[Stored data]
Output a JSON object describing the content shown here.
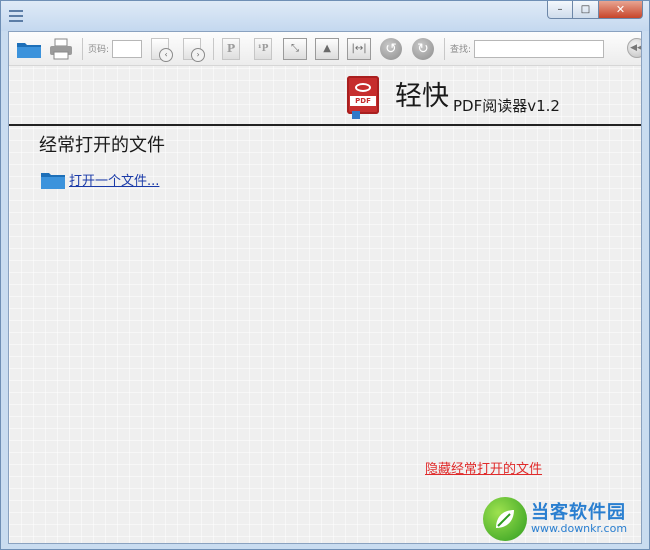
{
  "window": {
    "controls": {
      "minimize": "–",
      "maximize": "□",
      "close": "✕"
    }
  },
  "toolbar": {
    "page_label": "页码:",
    "page_value": "",
    "find_label": "查找:",
    "find_value": ""
  },
  "brand": {
    "logo_text": "PDF",
    "title": "轻快",
    "subtitle": "PDF阅读器v1.2"
  },
  "main": {
    "recent_title": "经常打开的文件",
    "open_file_link": "打开一个文件...",
    "hide_link": "隐藏经常打开的文件"
  },
  "watermark": {
    "name": "当客软件园",
    "url": "www.downkr.com"
  },
  "colors": {
    "link_blue": "#1a3aa8",
    "hide_red": "#e02a2a",
    "pdf_red": "#c62d2d",
    "watermark_blue": "#2a7fd0"
  }
}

→ WHAT YOU HAVE TO DO
Generate a word-for-word copy of the preceding records, excluding all pictures.

→ RESULT FOR THIS EXERCISE
Output a JSON object describing the content shown here.
{
  "window": {
    "controls": {
      "minimize": "–",
      "maximize": "□",
      "close": "✕"
    }
  },
  "toolbar": {
    "page_label": "页码:",
    "page_value": "",
    "find_label": "查找:",
    "find_value": ""
  },
  "brand": {
    "logo_text": "PDF",
    "title": "轻快",
    "subtitle": "PDF阅读器v1.2"
  },
  "main": {
    "recent_title": "经常打开的文件",
    "open_file_link": "打开一个文件...",
    "hide_link": "隐藏经常打开的文件"
  },
  "watermark": {
    "name": "当客软件园",
    "url": "www.downkr.com"
  },
  "colors": {
    "link_blue": "#1a3aa8",
    "hide_red": "#e02a2a",
    "pdf_red": "#c62d2d",
    "watermark_blue": "#2a7fd0"
  }
}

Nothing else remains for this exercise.